--- Start ITEMS ---
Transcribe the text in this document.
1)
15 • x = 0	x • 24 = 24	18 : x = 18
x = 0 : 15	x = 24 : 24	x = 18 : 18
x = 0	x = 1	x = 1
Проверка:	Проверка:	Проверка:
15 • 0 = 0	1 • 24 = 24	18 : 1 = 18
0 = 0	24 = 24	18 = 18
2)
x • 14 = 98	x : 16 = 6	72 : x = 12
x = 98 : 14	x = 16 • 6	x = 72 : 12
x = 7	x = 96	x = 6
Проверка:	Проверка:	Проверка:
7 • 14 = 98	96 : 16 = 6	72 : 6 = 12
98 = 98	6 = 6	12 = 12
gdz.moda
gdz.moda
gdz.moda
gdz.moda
--- End ITEMS ---
## SET PROBLEM
Reproduce each line verbatim.

## SOLVED EXERCISE
Transcribe the text in this document.
1)
15 • x = 0	x • 24 = 24	18 : x = 18
x = 0 : 15	x = 24 : 24	x = 18 : 18
x = 0	x = 1	x = 1
Проверка:	Проверка:	Проверка:
15 • 0 = 0	1 • 24 = 24	18 : 1 = 18
0 = 0	24 = 24	18 = 18
2)
x • 14 = 98	x : 16 = 6	72 : x = 12
x = 98 : 14	x = 16 • 6	x = 72 : 12
x = 7	x = 96	x = 6
Проверка:	Проверка:	Проверка:
7 • 14 = 98	96 : 16 = 6	72 : 6 = 12
98 = 98	6 = 6	12 = 12
gdz.moda
gdz.moda
gdz.moda
gdz.moda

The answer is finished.